Make an exact copy of all the records.

:: EXTRACTED ENTRIES ::
◆ ◆ ◆ ◆ ◆ ◆ ◆

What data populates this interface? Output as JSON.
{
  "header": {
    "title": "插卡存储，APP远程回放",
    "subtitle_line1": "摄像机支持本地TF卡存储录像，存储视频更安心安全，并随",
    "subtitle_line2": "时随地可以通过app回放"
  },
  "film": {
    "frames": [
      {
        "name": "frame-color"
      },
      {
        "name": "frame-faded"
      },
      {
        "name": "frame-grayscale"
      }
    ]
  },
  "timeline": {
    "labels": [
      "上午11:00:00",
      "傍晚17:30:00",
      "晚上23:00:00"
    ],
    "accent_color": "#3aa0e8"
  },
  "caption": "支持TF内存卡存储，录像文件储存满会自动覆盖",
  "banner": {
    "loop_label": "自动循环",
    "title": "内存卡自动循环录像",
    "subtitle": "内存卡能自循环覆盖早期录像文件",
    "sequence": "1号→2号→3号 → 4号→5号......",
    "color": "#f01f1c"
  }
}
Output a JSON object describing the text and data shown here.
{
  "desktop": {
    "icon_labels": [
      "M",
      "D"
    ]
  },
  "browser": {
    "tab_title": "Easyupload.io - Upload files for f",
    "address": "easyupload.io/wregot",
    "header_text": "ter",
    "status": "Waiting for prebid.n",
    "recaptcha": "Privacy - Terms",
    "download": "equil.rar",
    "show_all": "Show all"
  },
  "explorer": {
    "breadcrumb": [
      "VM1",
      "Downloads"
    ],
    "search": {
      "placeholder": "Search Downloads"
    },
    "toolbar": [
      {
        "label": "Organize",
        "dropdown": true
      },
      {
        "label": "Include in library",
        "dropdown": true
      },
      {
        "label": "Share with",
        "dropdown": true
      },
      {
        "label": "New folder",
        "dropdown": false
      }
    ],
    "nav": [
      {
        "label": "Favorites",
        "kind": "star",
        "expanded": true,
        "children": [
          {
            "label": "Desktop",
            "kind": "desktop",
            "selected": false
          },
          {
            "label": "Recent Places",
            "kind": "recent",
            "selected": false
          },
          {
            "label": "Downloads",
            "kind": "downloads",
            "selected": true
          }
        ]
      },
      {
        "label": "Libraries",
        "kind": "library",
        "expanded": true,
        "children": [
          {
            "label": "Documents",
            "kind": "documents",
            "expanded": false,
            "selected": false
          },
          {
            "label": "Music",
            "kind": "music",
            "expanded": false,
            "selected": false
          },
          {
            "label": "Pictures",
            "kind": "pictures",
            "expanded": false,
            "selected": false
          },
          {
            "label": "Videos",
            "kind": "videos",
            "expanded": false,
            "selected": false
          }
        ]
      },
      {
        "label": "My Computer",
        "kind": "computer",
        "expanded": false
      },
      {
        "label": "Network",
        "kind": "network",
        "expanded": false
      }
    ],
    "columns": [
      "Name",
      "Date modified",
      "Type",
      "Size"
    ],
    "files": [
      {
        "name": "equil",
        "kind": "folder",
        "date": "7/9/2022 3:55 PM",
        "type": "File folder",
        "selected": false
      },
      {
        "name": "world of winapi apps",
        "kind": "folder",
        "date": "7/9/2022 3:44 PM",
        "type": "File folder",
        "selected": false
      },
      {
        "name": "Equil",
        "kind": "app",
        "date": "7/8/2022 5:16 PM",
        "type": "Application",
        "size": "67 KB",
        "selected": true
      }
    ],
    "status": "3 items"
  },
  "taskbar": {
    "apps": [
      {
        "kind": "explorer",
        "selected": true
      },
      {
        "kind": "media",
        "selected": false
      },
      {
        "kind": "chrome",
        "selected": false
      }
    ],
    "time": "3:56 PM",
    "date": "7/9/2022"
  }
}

◆ ◆ ◆ ◆ ◆ ◆ ◆

:: ANSWER IN FULL ::
What data populates this interface? Output as JSON.
{
  "header": {
    "title": "插卡存储，APP远程回放",
    "subtitle_line1": "摄像机支持本地TF卡存储录像，存储视频更安心安全，并随",
    "subtitle_line2": "时随地可以通过app回放"
  },
  "film": {
    "frames": [
      {
        "name": "frame-color"
      },
      {
        "name": "frame-faded"
      },
      {
        "name": "frame-grayscale"
      }
    ]
  },
  "timeline": {
    "labels": [
      "上午11:00:00",
      "傍晚17:30:00",
      "晚上23:00:00"
    ],
    "accent_color": "#3aa0e8"
  },
  "caption": "支持TF内存卡存储，录像文件储存满会自动覆盖",
  "banner": {
    "loop_label": "自动循环",
    "title": "内存卡自动循环录像",
    "subtitle": "内存卡能自循环覆盖早期录像文件",
    "sequence": "1号→2号→3号 → 4号→5号......",
    "color": "#f01f1c"
  }
}
Output a JSON object describing the text and data shown here.
{
  "desktop": {
    "icon_labels": [
      "M",
      "D"
    ]
  },
  "browser": {
    "tab_title": "Easyupload.io - Upload files for f",
    "address": "easyupload.io/wregot",
    "header_text": "ter",
    "status": "Waiting for prebid.n",
    "recaptcha": "Privacy - Terms",
    "download": "equil.rar",
    "show_all": "Show all"
  },
  "explorer": {
    "breadcrumb": [
      "VM1",
      "Downloads"
    ],
    "search": {
      "placeholder": "Search Downloads"
    },
    "toolbar": [
      {
        "label": "Organize",
        "dropdown": true
      },
      {
        "label": "Include in library",
        "dropdown": true
      },
      {
        "label": "Share with",
        "dropdown": true
      },
      {
        "label": "New folder",
        "dropdown": false
      }
    ],
    "nav": [
      {
        "label": "Favorites",
        "kind": "star",
        "expanded": true,
        "children": [
          {
            "label": "Desktop",
            "kind": "desktop",
            "selected": false
          },
          {
            "label": "Recent Places",
            "kind": "recent",
            "selected": false
          },
          {
            "label": "Downloads",
            "kind": "downloads",
            "selected": true
          }
        ]
      },
      {
        "label": "Libraries",
        "kind": "library",
        "expanded": true,
        "children": [
          {
            "label": "Documents",
            "kind": "documents",
            "expanded": false,
            "selected": false
          },
          {
            "label": "Music",
            "kind": "music",
            "expanded": false,
            "selected": false
          },
          {
            "label": "Pictures",
            "kind": "pictures",
            "expanded": false,
            "selected": false
          },
          {
            "label": "Videos",
            "kind": "videos",
            "expanded": false,
            "selected": false
          }
        ]
      },
      {
        "label": "My Computer",
        "kind": "computer",
        "expanded": false
      },
      {
        "label": "Network",
        "kind": "network",
        "expanded": false
      }
    ],
    "columns": [
      "Name",
      "Date modified",
      "Type",
      "Size"
    ],
    "files": [
      {
        "name": "equil",
        "kind": "folder",
        "date": "7/9/2022 3:55 PM",
        "type": "File folder",
        "selected": false
      },
      {
        "name": "world of winapi apps",
        "kind": "folder",
        "date": "7/9/2022 3:44 PM",
        "type": "File folder",
        "selected": false
      },
      {
        "name": "Equil",
        "kind": "app",
        "date": "7/8/2022 5:16 PM",
        "type": "Application",
        "size": "67 KB",
        "selected": true
      }
    ],
    "status": "3 items"
  },
  "taskbar": {
    "apps": [
      {
        "kind": "explorer",
        "selected": true
      },
      {
        "kind": "media",
        "selected": false
      },
      {
        "kind": "chrome",
        "selected": false
      }
    ],
    "time": "3:56 PM",
    "date": "7/9/2022"
  }
}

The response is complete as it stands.